## [WHAT THIS TASK INVOLVES]
Find all the lines with "Indications" and gather them.

## [SUPPLIED DATA]
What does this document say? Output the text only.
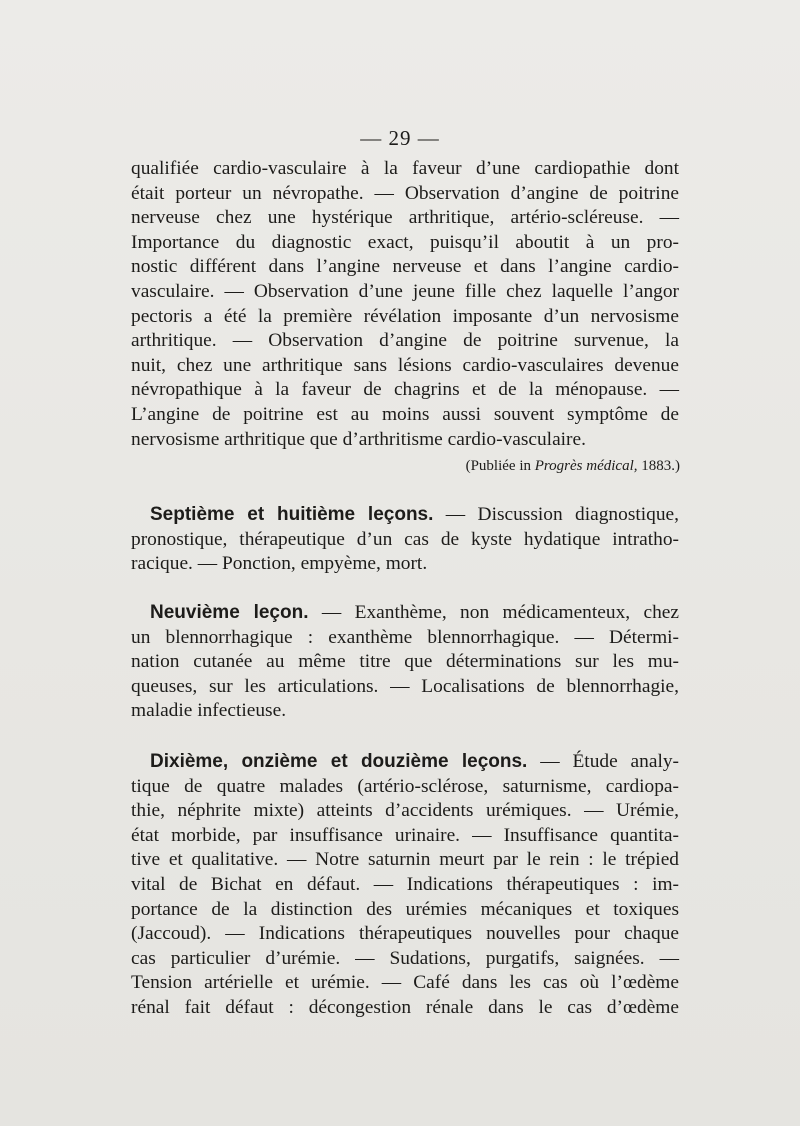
— 29 —
qualifiée cardio-vasculaire à la faveur d’une cardiopathie dont
était porteur un névropathe. — Observation d’angine de poitrine
nerveuse chez une hystérique arthritique, artério-scléreuse. —
Importance du diagnostic exact, puisqu’il aboutit à un pro-
nostic différent dans l’angine nerveuse et dans l’angine cardio-
vasculaire. — Observation d’une jeune fille chez laquelle l’angor
pectoris a été la première révélation imposante d’un nervosisme
arthritique. — Observation d’angine de poitrine survenue, la
nuit, chez une arthritique sans lésions cardio-vasculaires devenue
névropathique à la faveur de chagrins et de la ménopause. —
L’angine de poitrine est au moins aussi souvent symptôme de
nervosisme arthritique que d’arthritisme cardio-vasculaire.
(Publiée in Progrès médical, 1883.)
Septième et huitième leçons. — Discussion diagnostique,
pronostique, thérapeutique d’un cas de kyste hydatique intratho-
racique. — Ponction, empyème, mort.
Neuvième leçon. — Exanthème, non médicamenteux, chez
un blennorrhagique : exanthème blennorrhagique. — Détermi-
nation cutanée au même titre que déterminations sur les mu-
queuses, sur les articulations. — Localisations de blennorrhagie,
maladie infectieuse.
Dixième, onzième et douzième leçons. — Étude analy-
tique de quatre malades (artério-sclérose, saturnisme, cardiopa-
thie, néphrite mixte) atteints d’accidents urémiques. — Urémie,
état morbide, par insuffisance urinaire. — Insuffisance quantita-
tive et qualitative. — Notre saturnin meurt par le rein : le trépied
vital de Bichat en défaut. — Indications thérapeutiques : im-
portance de la distinction des urémies mécaniques et toxiques
(Jaccoud). — Indications thérapeutiques nouvelles pour chaque
cas particulier d’urémie. — Sudations, purgatifs, saignées. —
Tension artérielle et urémie. — Café dans les cas où l’œdème
rénal fait défaut : décongestion rénale dans le cas d’œdème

## [THE COMPLETED TASK]
vital de Bichat en défaut. — Indications thérapeutiques : im-
(Jaccoud). — Indications thérapeutiques nouvelles pour chaque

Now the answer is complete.